--- Begin LISTED ENTRIES ---
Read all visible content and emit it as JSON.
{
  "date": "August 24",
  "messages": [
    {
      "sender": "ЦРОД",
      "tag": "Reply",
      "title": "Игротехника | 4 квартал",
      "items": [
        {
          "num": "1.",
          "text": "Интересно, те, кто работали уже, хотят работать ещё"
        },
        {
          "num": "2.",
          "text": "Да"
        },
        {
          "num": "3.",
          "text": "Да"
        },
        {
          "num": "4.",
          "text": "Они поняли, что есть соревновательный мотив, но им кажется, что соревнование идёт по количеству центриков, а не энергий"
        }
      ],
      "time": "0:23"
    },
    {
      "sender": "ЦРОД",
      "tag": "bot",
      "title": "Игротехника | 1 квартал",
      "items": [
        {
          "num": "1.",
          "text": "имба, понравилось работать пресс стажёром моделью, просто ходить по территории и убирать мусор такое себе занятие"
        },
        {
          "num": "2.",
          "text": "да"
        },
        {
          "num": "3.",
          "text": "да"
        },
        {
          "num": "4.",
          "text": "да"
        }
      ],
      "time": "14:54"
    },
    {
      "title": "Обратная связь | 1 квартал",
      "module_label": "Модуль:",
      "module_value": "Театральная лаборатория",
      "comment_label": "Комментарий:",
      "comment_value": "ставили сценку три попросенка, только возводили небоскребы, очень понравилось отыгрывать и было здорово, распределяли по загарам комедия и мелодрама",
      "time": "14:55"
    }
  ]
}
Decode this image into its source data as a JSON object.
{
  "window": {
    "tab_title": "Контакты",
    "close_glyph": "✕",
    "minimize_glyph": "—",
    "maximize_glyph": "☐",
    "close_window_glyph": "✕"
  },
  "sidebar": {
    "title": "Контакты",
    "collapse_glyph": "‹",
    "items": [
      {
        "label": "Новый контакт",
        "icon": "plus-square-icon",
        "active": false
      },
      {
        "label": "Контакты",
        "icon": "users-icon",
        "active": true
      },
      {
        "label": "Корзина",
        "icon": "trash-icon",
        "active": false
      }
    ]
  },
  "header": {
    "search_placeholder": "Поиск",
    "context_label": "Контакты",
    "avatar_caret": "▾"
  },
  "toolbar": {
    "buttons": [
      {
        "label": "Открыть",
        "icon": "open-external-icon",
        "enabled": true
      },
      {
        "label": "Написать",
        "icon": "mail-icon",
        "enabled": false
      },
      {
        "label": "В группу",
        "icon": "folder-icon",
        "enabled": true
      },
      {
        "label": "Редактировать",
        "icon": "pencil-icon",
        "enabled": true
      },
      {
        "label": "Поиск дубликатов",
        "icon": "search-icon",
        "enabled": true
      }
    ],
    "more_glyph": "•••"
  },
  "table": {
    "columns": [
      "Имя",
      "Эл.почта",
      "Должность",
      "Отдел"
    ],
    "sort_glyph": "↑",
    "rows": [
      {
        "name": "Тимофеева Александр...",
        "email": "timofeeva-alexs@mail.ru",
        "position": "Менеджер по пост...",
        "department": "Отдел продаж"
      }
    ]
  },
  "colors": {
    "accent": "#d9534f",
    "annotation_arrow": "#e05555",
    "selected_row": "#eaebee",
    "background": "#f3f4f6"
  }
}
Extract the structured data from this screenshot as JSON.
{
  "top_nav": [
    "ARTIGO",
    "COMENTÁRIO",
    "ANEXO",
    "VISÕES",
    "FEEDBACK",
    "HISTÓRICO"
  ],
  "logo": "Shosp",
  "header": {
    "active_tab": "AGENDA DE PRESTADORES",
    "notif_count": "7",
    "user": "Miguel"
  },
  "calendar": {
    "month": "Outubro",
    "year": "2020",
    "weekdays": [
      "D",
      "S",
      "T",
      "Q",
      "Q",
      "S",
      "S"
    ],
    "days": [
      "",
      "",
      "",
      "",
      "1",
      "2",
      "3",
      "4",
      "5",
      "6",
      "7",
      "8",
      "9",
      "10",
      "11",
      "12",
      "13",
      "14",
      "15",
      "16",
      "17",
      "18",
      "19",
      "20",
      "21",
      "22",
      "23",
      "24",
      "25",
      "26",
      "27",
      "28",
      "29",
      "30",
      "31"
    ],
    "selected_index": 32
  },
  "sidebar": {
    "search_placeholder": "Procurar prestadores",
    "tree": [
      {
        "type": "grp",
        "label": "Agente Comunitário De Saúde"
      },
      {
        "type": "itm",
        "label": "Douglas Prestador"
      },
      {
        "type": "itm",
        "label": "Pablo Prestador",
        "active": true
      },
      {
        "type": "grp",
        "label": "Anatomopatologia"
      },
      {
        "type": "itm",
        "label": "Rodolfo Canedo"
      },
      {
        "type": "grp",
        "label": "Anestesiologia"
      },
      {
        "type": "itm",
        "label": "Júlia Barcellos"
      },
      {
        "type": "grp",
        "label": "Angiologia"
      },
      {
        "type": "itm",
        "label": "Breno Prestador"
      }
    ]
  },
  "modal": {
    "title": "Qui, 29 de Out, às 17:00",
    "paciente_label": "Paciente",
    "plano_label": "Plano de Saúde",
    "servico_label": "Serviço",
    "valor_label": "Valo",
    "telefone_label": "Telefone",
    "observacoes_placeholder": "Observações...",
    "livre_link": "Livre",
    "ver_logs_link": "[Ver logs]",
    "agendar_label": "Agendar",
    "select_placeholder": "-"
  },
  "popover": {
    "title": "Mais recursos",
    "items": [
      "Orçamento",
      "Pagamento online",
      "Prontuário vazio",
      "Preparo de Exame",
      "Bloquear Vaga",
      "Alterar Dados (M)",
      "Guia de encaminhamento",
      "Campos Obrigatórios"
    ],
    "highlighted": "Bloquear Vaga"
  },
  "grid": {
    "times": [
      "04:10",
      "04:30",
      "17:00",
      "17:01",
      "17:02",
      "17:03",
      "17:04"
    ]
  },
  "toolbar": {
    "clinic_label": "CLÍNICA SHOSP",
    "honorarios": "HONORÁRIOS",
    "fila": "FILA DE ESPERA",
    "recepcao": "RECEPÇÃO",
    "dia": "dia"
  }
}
--- End LISTED ENTRIES ---
TASK REQUIREMENTS — Copy every line of the records above that holds the word "icon".

CORRECT OUTPUT —
        "icon": "plus-square-icon",
        "icon": "users-icon",
        "icon": "trash-icon",
        "icon": "open-external-icon",
        "icon": "mail-icon",
        "icon": "folder-icon",
        "icon": "pencil-icon",
        "icon": "search-icon",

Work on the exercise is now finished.